Begin Provided records

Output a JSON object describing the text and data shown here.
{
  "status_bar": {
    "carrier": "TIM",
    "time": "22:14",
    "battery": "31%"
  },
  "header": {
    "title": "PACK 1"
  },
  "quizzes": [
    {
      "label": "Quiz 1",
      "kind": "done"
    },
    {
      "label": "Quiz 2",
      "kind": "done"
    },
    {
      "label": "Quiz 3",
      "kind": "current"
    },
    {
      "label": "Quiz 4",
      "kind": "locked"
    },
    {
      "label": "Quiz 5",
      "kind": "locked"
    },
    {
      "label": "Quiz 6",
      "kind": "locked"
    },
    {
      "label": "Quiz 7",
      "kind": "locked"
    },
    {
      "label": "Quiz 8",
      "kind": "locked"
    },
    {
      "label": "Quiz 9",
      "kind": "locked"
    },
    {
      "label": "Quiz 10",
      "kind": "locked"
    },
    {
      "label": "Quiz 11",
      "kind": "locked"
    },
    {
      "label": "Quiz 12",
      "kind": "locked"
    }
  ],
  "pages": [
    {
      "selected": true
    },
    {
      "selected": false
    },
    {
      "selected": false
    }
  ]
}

End Provided records

▶ _Instructions to follow_: Write out all of the records above exactly as they appear.

▶ _Exercise response_:
Output a JSON object describing the text and data shown here.
{
  "status_bar": {
    "carrier": "TIM",
    "time": "22:14",
    "battery": "31%"
  },
  "header": {
    "title": "PACK 1"
  },
  "quizzes": [
    {
      "label": "Quiz 1",
      "kind": "done"
    },
    {
      "label": "Quiz 2",
      "kind": "done"
    },
    {
      "label": "Quiz 3",
      "kind": "current"
    },
    {
      "label": "Quiz 4",
      "kind": "locked"
    },
    {
      "label": "Quiz 5",
      "kind": "locked"
    },
    {
      "label": "Quiz 6",
      "kind": "locked"
    },
    {
      "label": "Quiz 7",
      "kind": "locked"
    },
    {
      "label": "Quiz 8",
      "kind": "locked"
    },
    {
      "label": "Quiz 9",
      "kind": "locked"
    },
    {
      "label": "Quiz 10",
      "kind": "locked"
    },
    {
      "label": "Quiz 11",
      "kind": "locked"
    },
    {
      "label": "Quiz 12",
      "kind": "locked"
    }
  ],
  "pages": [
    {
      "selected": true
    },
    {
      "selected": false
    },
    {
      "selected": false
    }
  ]
}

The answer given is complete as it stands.